• [WHAT TO WORK ON]
Take from the listing each line that has the string "SPALETI".

• [RECORDS FOR THIS EXERCISE]
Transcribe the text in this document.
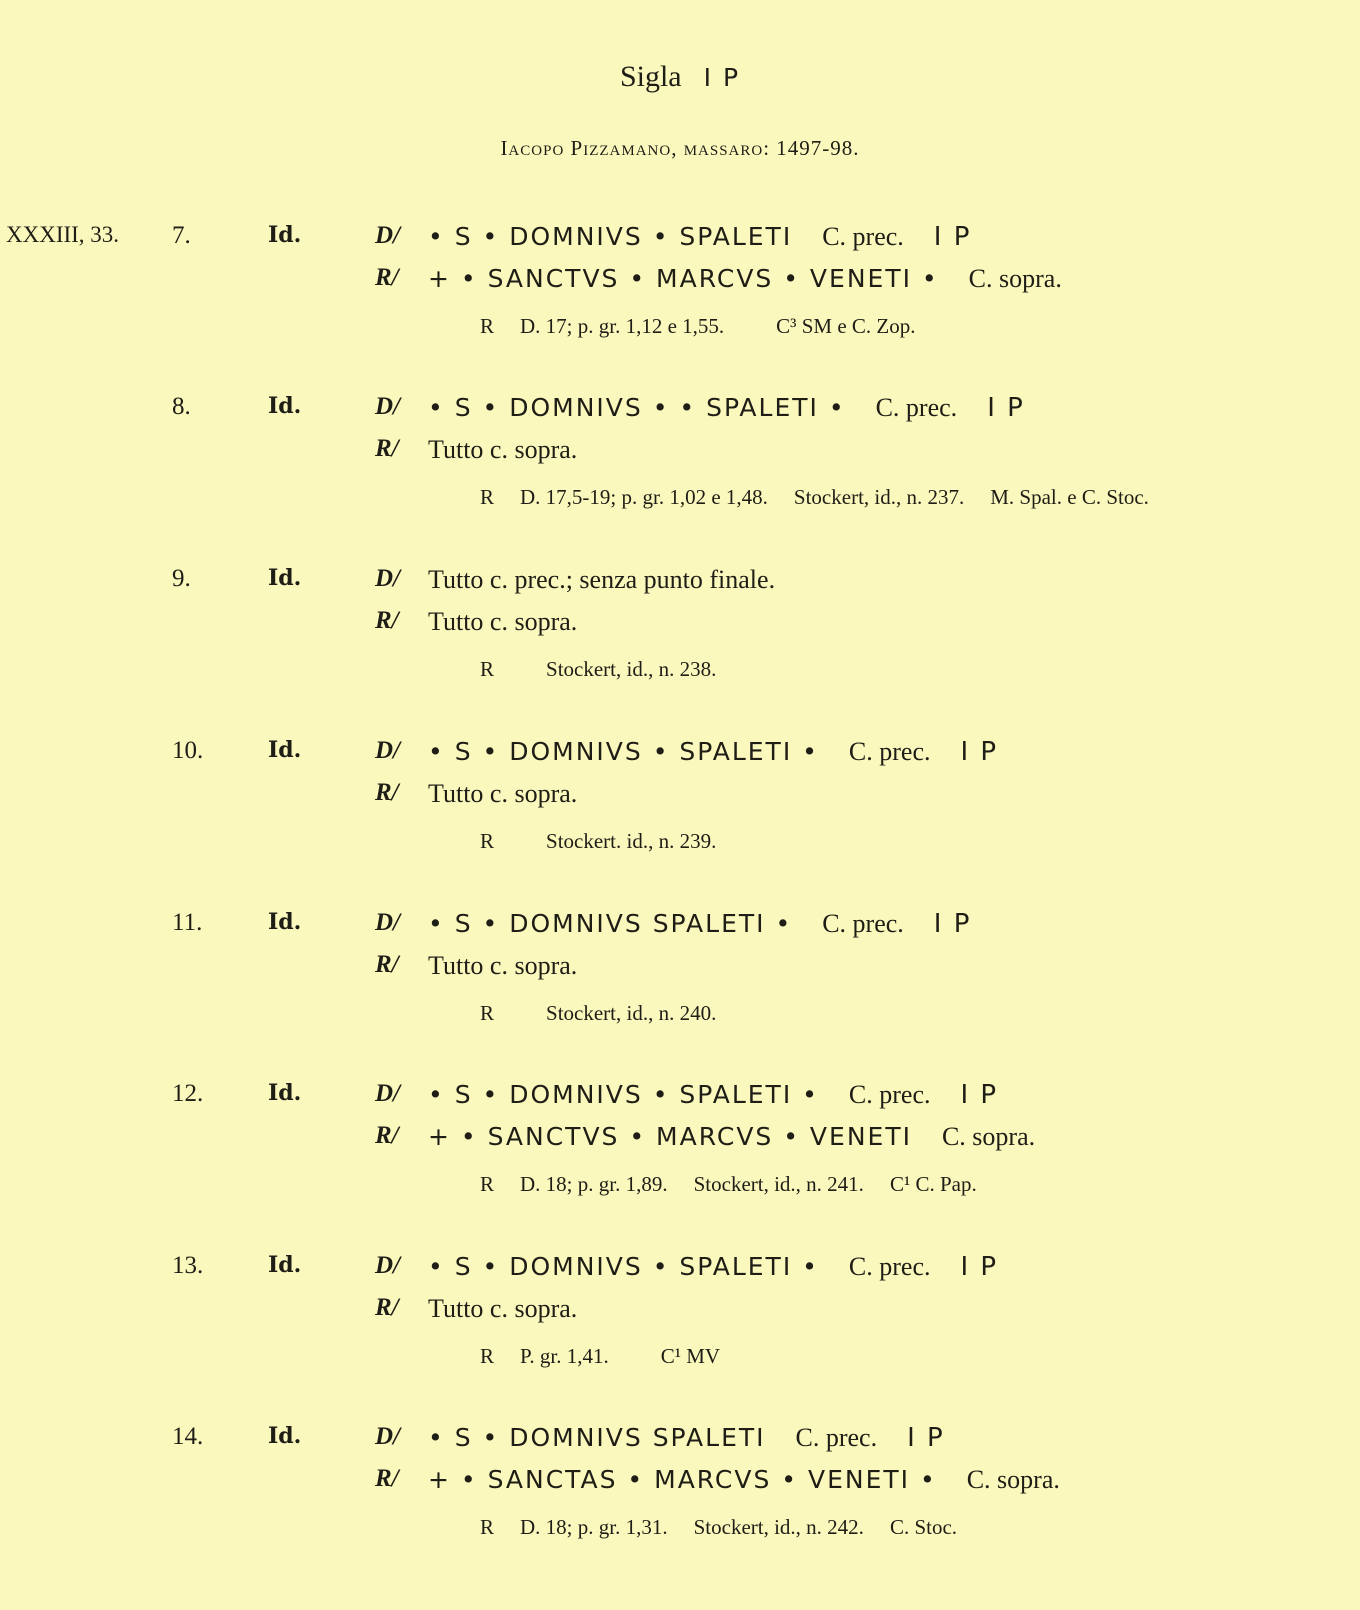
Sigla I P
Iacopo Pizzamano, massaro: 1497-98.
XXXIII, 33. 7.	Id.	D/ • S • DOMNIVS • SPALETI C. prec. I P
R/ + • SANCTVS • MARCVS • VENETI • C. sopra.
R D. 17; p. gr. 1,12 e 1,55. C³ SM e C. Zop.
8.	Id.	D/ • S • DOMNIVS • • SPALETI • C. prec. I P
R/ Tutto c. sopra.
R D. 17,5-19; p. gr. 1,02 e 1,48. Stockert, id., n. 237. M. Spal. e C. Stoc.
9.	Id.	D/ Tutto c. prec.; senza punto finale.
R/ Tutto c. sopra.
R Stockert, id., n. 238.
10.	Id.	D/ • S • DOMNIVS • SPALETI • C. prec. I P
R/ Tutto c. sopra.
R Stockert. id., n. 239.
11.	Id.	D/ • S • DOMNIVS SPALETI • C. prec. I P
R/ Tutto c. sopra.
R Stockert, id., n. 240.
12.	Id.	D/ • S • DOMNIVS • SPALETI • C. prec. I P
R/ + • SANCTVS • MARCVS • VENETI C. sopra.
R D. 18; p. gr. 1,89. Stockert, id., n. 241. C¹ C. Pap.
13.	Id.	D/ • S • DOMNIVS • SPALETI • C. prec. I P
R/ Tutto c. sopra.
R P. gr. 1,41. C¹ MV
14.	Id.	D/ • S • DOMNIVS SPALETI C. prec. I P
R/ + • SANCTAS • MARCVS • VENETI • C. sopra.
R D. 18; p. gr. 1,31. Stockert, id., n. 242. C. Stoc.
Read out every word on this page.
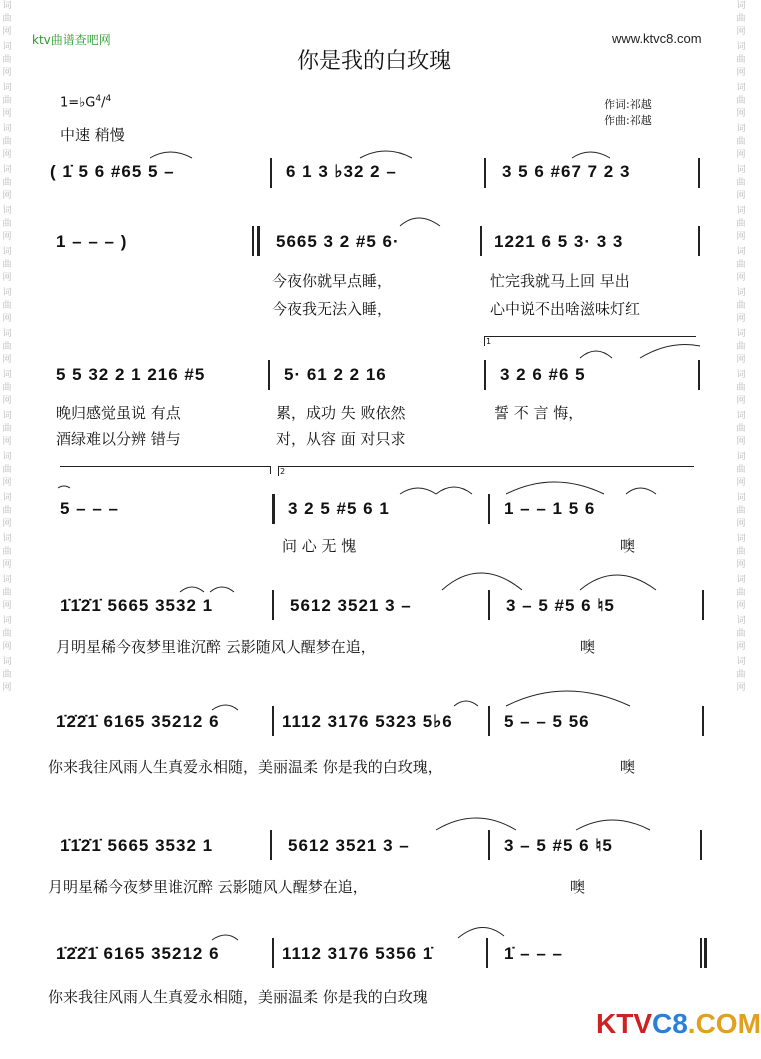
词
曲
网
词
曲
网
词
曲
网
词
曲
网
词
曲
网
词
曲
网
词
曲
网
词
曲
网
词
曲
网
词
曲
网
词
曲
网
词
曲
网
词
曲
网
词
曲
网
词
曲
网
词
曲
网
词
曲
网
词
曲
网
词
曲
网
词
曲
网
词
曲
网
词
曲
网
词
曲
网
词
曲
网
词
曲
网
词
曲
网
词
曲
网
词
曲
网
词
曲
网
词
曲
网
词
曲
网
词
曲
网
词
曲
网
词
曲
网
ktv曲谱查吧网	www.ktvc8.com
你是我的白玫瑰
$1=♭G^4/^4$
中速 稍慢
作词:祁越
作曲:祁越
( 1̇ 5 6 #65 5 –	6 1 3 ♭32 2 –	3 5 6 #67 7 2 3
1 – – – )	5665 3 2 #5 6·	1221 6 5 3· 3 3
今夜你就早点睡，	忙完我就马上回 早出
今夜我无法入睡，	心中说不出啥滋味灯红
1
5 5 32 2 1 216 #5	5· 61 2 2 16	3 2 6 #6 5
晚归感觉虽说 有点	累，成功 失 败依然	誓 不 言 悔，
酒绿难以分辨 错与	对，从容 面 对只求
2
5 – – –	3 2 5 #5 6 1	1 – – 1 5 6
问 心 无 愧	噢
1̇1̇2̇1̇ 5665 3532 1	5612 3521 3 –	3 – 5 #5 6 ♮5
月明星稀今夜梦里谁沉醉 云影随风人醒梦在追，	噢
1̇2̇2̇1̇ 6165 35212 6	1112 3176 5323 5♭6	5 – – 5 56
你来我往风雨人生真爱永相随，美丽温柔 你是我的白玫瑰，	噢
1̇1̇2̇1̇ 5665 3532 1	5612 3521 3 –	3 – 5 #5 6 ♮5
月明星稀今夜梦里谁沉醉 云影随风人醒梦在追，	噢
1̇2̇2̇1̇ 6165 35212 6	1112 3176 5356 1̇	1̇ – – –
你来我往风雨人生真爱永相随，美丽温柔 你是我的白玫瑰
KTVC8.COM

• [EXERCISE RESPONSE]
XXXIII, 33. 7.	Id.	D/ • S • DOMNIVS • SPALETI C. prec. I P
8.	Id.	D/ • S • DOMNIVS • • SPALETI • C. prec. I P
10.	Id.	D/ • S • DOMNIVS • SPALETI • C. prec. I P
11.	Id.	D/ • S • DOMNIVS SPALETI • C. prec. I P
12.	Id.	D/ • S • DOMNIVS • SPALETI • C. prec. I P
13.	Id.	D/ • S • DOMNIVS • SPALETI • C. prec. I P
14.	Id.	D/ • S • DOMNIVS SPALETI C. prec. I P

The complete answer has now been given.